WHAT TO WORK ON – Copy every line that contains the string "name" from the entries below.

---------- MATERIAL FOR THE TASK

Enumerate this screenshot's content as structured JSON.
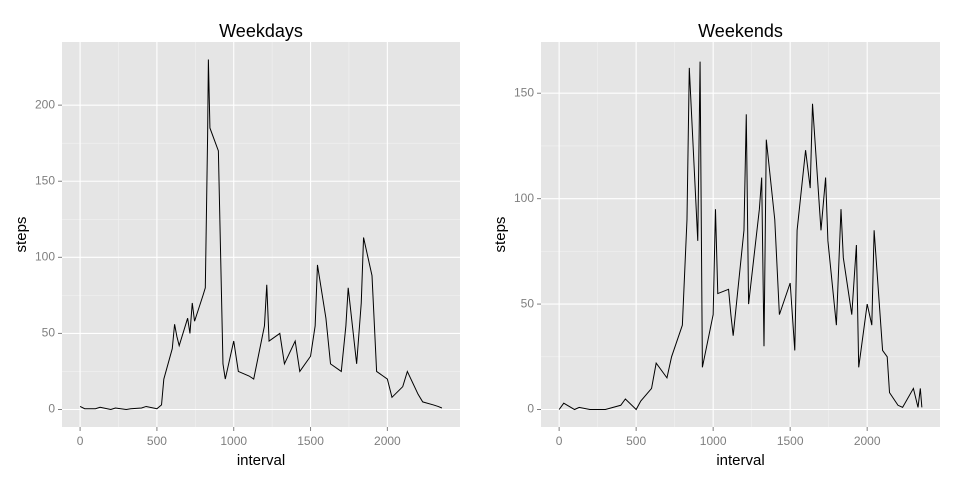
{
  "chart_data": [
    {
      "type": "line",
      "title": "Weekdays",
      "x_label": "interval",
      "y_label": "steps",
      "color": "#000000",
      "grid": true,
      "x": [
        0,
        30,
        100,
        130,
        200,
        230,
        300,
        330,
        400,
        430,
        500,
        530,
        545,
        600,
        615,
        630,
        645,
        700,
        715,
        730,
        745,
        800,
        815,
        830,
        835,
        845,
        900,
        915,
        930,
        945,
        1000,
        1030,
        1100,
        1130,
        1200,
        1215,
        1230,
        1300,
        1330,
        1400,
        1430,
        1500,
        1530,
        1545,
        1600,
        1630,
        1700,
        1730,
        1745,
        1800,
        1830,
        1845,
        1900,
        1930,
        2000,
        2030,
        2100,
        2130,
        2200,
        2230,
        2300,
        2330,
        2355
      ],
      "values": [
        2,
        0.5,
        0.5,
        1.5,
        0,
        1,
        0,
        0.5,
        1,
        2,
        0.5,
        3,
        20,
        40,
        56,
        48,
        42,
        60,
        50,
        70,
        58,
        75,
        80,
        180,
        230,
        185,
        170,
        100,
        30,
        20,
        45,
        25,
        22,
        20,
        55,
        82,
        45,
        50,
        30,
        45,
        25,
        35,
        55,
        95,
        60,
        30,
        25,
        55,
        80,
        30,
        70,
        113,
        88,
        25,
        20,
        8,
        15,
        25,
        10,
        5,
        3,
        2,
        1
      ],
      "xlim": [
        -117.75,
        2472.75
      ],
      "xticks": [
        0,
        500,
        1000,
        1500,
        2000
      ],
      "ylim": [
        -11.5,
        241.5
      ],
      "yticks": [
        0,
        50,
        100,
        150,
        200
      ]
    },
    {
      "type": "line",
      "title": "Weekends",
      "x_label": "interval",
      "y_label": "steps",
      "color": "#000000",
      "grid": true,
      "x": [
        0,
        30,
        100,
        130,
        200,
        300,
        400,
        430,
        500,
        530,
        600,
        630,
        700,
        730,
        800,
        830,
        845,
        900,
        915,
        930,
        1000,
        1015,
        1030,
        1100,
        1115,
        1130,
        1200,
        1215,
        1230,
        1300,
        1315,
        1330,
        1345,
        1400,
        1430,
        1500,
        1530,
        1545,
        1600,
        1630,
        1645,
        1700,
        1730,
        1745,
        1800,
        1830,
        1845,
        1900,
        1930,
        1945,
        2000,
        2030,
        2045,
        2100,
        2130,
        2145,
        2200,
        2230,
        2300,
        2330,
        2345,
        2355
      ],
      "values": [
        0,
        3,
        0,
        1,
        0,
        0,
        2,
        5,
        0,
        4,
        10,
        22,
        15,
        25,
        40,
        90,
        162,
        80,
        165,
        20,
        45,
        95,
        55,
        57,
        45,
        35,
        85,
        140,
        50,
        95,
        110,
        30,
        128,
        90,
        45,
        60,
        28,
        85,
        123,
        105,
        145,
        85,
        110,
        80,
        40,
        95,
        72,
        45,
        78,
        20,
        50,
        40,
        85,
        28,
        25,
        8,
        2,
        1,
        10,
        1,
        10,
        1
      ],
      "xlim": [
        -117.75,
        2472.75
      ],
      "xticks": [
        0,
        500,
        1000,
        1500,
        2000
      ],
      "ylim": [
        -8.3,
        174.3
      ],
      "yticks": [
        0,
        50,
        100,
        150
      ]
    }
  ]
}
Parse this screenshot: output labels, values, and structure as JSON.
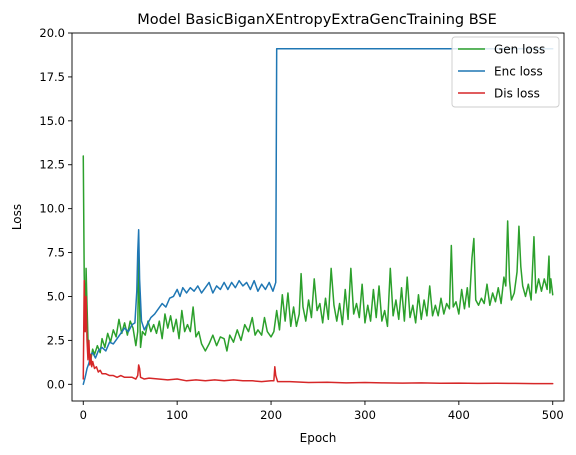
{
  "chart_data": {
    "type": "line",
    "title": "Model BasicBiganXEntropyExtraGencTraining BSE",
    "xlabel": "Epoch",
    "ylabel": "Loss",
    "xlim": [
      -12,
      512
    ],
    "ylim": [
      -0.95,
      20.0
    ],
    "xticks": [
      0,
      100,
      200,
      300,
      400,
      500
    ],
    "yticks": [
      0.0,
      2.5,
      5.0,
      7.5,
      10.0,
      12.5,
      15.0,
      17.5,
      20.0
    ],
    "grid": false,
    "legend_position": "top-right",
    "series": [
      {
        "name": "Gen loss",
        "color": "#2ca02c",
        "points": [
          [
            0,
            13.0
          ],
          [
            1,
            6.2
          ],
          [
            2,
            3.0
          ],
          [
            3,
            6.6
          ],
          [
            4,
            4.5
          ],
          [
            5,
            2.6
          ],
          [
            6,
            1.6
          ],
          [
            8,
            1.4
          ],
          [
            10,
            2.0
          ],
          [
            12,
            1.7
          ],
          [
            15,
            2.2
          ],
          [
            18,
            1.8
          ],
          [
            20,
            2.6
          ],
          [
            23,
            2.1
          ],
          [
            26,
            2.9
          ],
          [
            29,
            2.4
          ],
          [
            32,
            3.1
          ],
          [
            35,
            2.7
          ],
          [
            38,
            3.7
          ],
          [
            41,
            2.9
          ],
          [
            44,
            3.5
          ],
          [
            47,
            2.8
          ],
          [
            50,
            3.6
          ],
          [
            53,
            3.2
          ],
          [
            56,
            2.2
          ],
          [
            58,
            3.0
          ],
          [
            59,
            7.4
          ],
          [
            60,
            4.6
          ],
          [
            61,
            2.1
          ],
          [
            63,
            3.0
          ],
          [
            66,
            2.8
          ],
          [
            69,
            3.6
          ],
          [
            72,
            3.0
          ],
          [
            75,
            3.4
          ],
          [
            78,
            2.9
          ],
          [
            81,
            3.6
          ],
          [
            84,
            2.6
          ],
          [
            87,
            4.0
          ],
          [
            90,
            3.2
          ],
          [
            93,
            3.9
          ],
          [
            96,
            3.0
          ],
          [
            99,
            3.7
          ],
          [
            102,
            2.6
          ],
          [
            105,
            4.2
          ],
          [
            108,
            3.0
          ],
          [
            111,
            3.4
          ],
          [
            114,
            3.0
          ],
          [
            117,
            4.4
          ],
          [
            120,
            2.7
          ],
          [
            123,
            3.0
          ],
          [
            126,
            2.3
          ],
          [
            130,
            1.9
          ],
          [
            134,
            2.3
          ],
          [
            138,
            2.8
          ],
          [
            142,
            2.2
          ],
          [
            146,
            2.7
          ],
          [
            150,
            2.6
          ],
          [
            153,
            1.9
          ],
          [
            156,
            2.8
          ],
          [
            160,
            2.4
          ],
          [
            164,
            3.1
          ],
          [
            168,
            2.5
          ],
          [
            172,
            3.4
          ],
          [
            176,
            3.0
          ],
          [
            180,
            3.8
          ],
          [
            183,
            2.8
          ],
          [
            186,
            3.1
          ],
          [
            190,
            2.8
          ],
          [
            193,
            3.8
          ],
          [
            196,
            3.0
          ],
          [
            200,
            2.7
          ],
          [
            203,
            3.0
          ],
          [
            206,
            4.2
          ],
          [
            209,
            3.1
          ],
          [
            212,
            5.1
          ],
          [
            215,
            3.6
          ],
          [
            218,
            5.2
          ],
          [
            221,
            3.3
          ],
          [
            224,
            4.4
          ],
          [
            227,
            3.3
          ],
          [
            230,
            4.0
          ],
          [
            232,
            6.3
          ],
          [
            234,
            4.4
          ],
          [
            237,
            3.6
          ],
          [
            240,
            4.8
          ],
          [
            243,
            3.8
          ],
          [
            246,
            6.0
          ],
          [
            249,
            4.2
          ],
          [
            252,
            4.6
          ],
          [
            255,
            3.5
          ],
          [
            258,
            4.9
          ],
          [
            261,
            3.7
          ],
          [
            264,
            6.6
          ],
          [
            267,
            4.5
          ],
          [
            270,
            3.6
          ],
          [
            273,
            4.6
          ],
          [
            276,
            3.4
          ],
          [
            279,
            5.4
          ],
          [
            282,
            3.7
          ],
          [
            285,
            6.6
          ],
          [
            288,
            4.0
          ],
          [
            291,
            4.6
          ],
          [
            294,
            3.8
          ],
          [
            297,
            5.7
          ],
          [
            300,
            3.5
          ],
          [
            303,
            4.5
          ],
          [
            306,
            3.6
          ],
          [
            309,
            5.4
          ],
          [
            312,
            3.8
          ],
          [
            315,
            5.6
          ],
          [
            318,
            3.6
          ],
          [
            321,
            4.2
          ],
          [
            324,
            3.3
          ],
          [
            327,
            6.6
          ],
          [
            330,
            3.9
          ],
          [
            333,
            4.8
          ],
          [
            336,
            3.7
          ],
          [
            339,
            5.5
          ],
          [
            342,
            3.6
          ],
          [
            345,
            6.1
          ],
          [
            348,
            3.8
          ],
          [
            351,
            4.5
          ],
          [
            354,
            3.5
          ],
          [
            357,
            5.1
          ],
          [
            360,
            3.7
          ],
          [
            363,
            4.8
          ],
          [
            366,
            3.9
          ],
          [
            369,
            5.6
          ],
          [
            372,
            3.9
          ],
          [
            375,
            4.5
          ],
          [
            378,
            3.9
          ],
          [
            381,
            4.9
          ],
          [
            384,
            4.0
          ],
          [
            387,
            4.6
          ],
          [
            390,
            4.3
          ],
          [
            392,
            7.9
          ],
          [
            394,
            4.4
          ],
          [
            397,
            4.7
          ],
          [
            400,
            4.0
          ],
          [
            403,
            5.4
          ],
          [
            406,
            4.3
          ],
          [
            409,
            5.5
          ],
          [
            411,
            4.4
          ],
          [
            414,
            7.2
          ],
          [
            416,
            8.3
          ],
          [
            418,
            4.8
          ],
          [
            421,
            4.5
          ],
          [
            424,
            4.9
          ],
          [
            427,
            4.6
          ],
          [
            430,
            5.7
          ],
          [
            433,
            4.5
          ],
          [
            436,
            5.2
          ],
          [
            439,
            4.7
          ],
          [
            442,
            5.5
          ],
          [
            445,
            4.6
          ],
          [
            448,
            6.1
          ],
          [
            450,
            5.6
          ],
          [
            452,
            9.3
          ],
          [
            454,
            5.9
          ],
          [
            456,
            4.8
          ],
          [
            459,
            5.2
          ],
          [
            462,
            6.4
          ],
          [
            464,
            9.0
          ],
          [
            466,
            6.7
          ],
          [
            468,
            5.6
          ],
          [
            471,
            5.0
          ],
          [
            474,
            5.7
          ],
          [
            477,
            4.8
          ],
          [
            480,
            8.4
          ],
          [
            482,
            5.2
          ],
          [
            485,
            6.0
          ],
          [
            488,
            5.3
          ],
          [
            491,
            6.0
          ],
          [
            494,
            5.4
          ],
          [
            496,
            7.3
          ],
          [
            497,
            5.2
          ],
          [
            498,
            6.0
          ],
          [
            500,
            5.1
          ]
        ]
      },
      {
        "name": "Enc loss",
        "color": "#1f77b4",
        "points": [
          [
            0,
            0.0
          ],
          [
            2,
            0.4
          ],
          [
            4,
            0.9
          ],
          [
            6,
            1.2
          ],
          [
            8,
            1.7
          ],
          [
            10,
            1.8
          ],
          [
            13,
            1.5
          ],
          [
            16,
            1.9
          ],
          [
            20,
            2.1
          ],
          [
            24,
            1.9
          ],
          [
            28,
            2.4
          ],
          [
            32,
            2.3
          ],
          [
            36,
            2.6
          ],
          [
            40,
            2.9
          ],
          [
            44,
            3.2
          ],
          [
            48,
            3.0
          ],
          [
            52,
            3.4
          ],
          [
            55,
            3.5
          ],
          [
            57,
            5.3
          ],
          [
            58,
            7.5
          ],
          [
            59,
            8.8
          ],
          [
            60,
            6.0
          ],
          [
            62,
            3.6
          ],
          [
            65,
            3.1
          ],
          [
            68,
            3.4
          ],
          [
            72,
            3.8
          ],
          [
            76,
            4.0
          ],
          [
            80,
            4.3
          ],
          [
            84,
            4.6
          ],
          [
            88,
            4.4
          ],
          [
            92,
            4.9
          ],
          [
            96,
            5.0
          ],
          [
            100,
            5.4
          ],
          [
            103,
            5.0
          ],
          [
            106,
            5.5
          ],
          [
            110,
            5.2
          ],
          [
            114,
            5.5
          ],
          [
            118,
            5.3
          ],
          [
            122,
            5.6
          ],
          [
            126,
            5.2
          ],
          [
            130,
            5.5
          ],
          [
            134,
            5.8
          ],
          [
            138,
            5.2
          ],
          [
            142,
            5.6
          ],
          [
            146,
            5.4
          ],
          [
            150,
            5.8
          ],
          [
            154,
            5.4
          ],
          [
            158,
            5.8
          ],
          [
            162,
            5.5
          ],
          [
            166,
            5.9
          ],
          [
            170,
            5.6
          ],
          [
            174,
            5.8
          ],
          [
            178,
            5.4
          ],
          [
            182,
            5.9
          ],
          [
            186,
            5.3
          ],
          [
            190,
            5.7
          ],
          [
            194,
            5.4
          ],
          [
            198,
            5.8
          ],
          [
            202,
            5.3
          ],
          [
            205,
            5.8
          ],
          [
            206,
            19.1
          ],
          [
            500,
            19.1
          ]
        ]
      },
      {
        "name": "Dis loss",
        "color": "#d62728",
        "points": [
          [
            0,
            0.3
          ],
          [
            1,
            5.9
          ],
          [
            2,
            3.0
          ],
          [
            3,
            5.0
          ],
          [
            4,
            2.5
          ],
          [
            5,
            1.4
          ],
          [
            6,
            2.5
          ],
          [
            7,
            1.1
          ],
          [
            8,
            1.7
          ],
          [
            9,
            1.0
          ],
          [
            10,
            1.3
          ],
          [
            12,
            0.9
          ],
          [
            14,
            1.0
          ],
          [
            16,
            0.7
          ],
          [
            18,
            0.8
          ],
          [
            20,
            0.6
          ],
          [
            24,
            0.6
          ],
          [
            28,
            0.5
          ],
          [
            32,
            0.5
          ],
          [
            36,
            0.4
          ],
          [
            40,
            0.5
          ],
          [
            44,
            0.4
          ],
          [
            48,
            0.4
          ],
          [
            52,
            0.4
          ],
          [
            56,
            0.3
          ],
          [
            58,
            0.5
          ],
          [
            59,
            1.1
          ],
          [
            60,
            0.9
          ],
          [
            61,
            0.4
          ],
          [
            65,
            0.3
          ],
          [
            70,
            0.35
          ],
          [
            80,
            0.3
          ],
          [
            90,
            0.25
          ],
          [
            100,
            0.3
          ],
          [
            110,
            0.2
          ],
          [
            120,
            0.25
          ],
          [
            130,
            0.2
          ],
          [
            140,
            0.25
          ],
          [
            150,
            0.2
          ],
          [
            160,
            0.25
          ],
          [
            170,
            0.2
          ],
          [
            180,
            0.2
          ],
          [
            190,
            0.15
          ],
          [
            200,
            0.2
          ],
          [
            203,
            0.2
          ],
          [
            204,
            1.0
          ],
          [
            205,
            0.5
          ],
          [
            207,
            0.15
          ],
          [
            220,
            0.15
          ],
          [
            240,
            0.1
          ],
          [
            260,
            0.12
          ],
          [
            280,
            0.08
          ],
          [
            300,
            0.1
          ],
          [
            320,
            0.08
          ],
          [
            340,
            0.07
          ],
          [
            360,
            0.08
          ],
          [
            380,
            0.06
          ],
          [
            400,
            0.07
          ],
          [
            420,
            0.05
          ],
          [
            440,
            0.06
          ],
          [
            460,
            0.05
          ],
          [
            480,
            0.04
          ],
          [
            500,
            0.04
          ]
        ]
      }
    ]
  }
}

--------------------

TASK RESULT –
        "name": "Gen loss",
        "name": "Enc loss",
        "name": "Dis loss",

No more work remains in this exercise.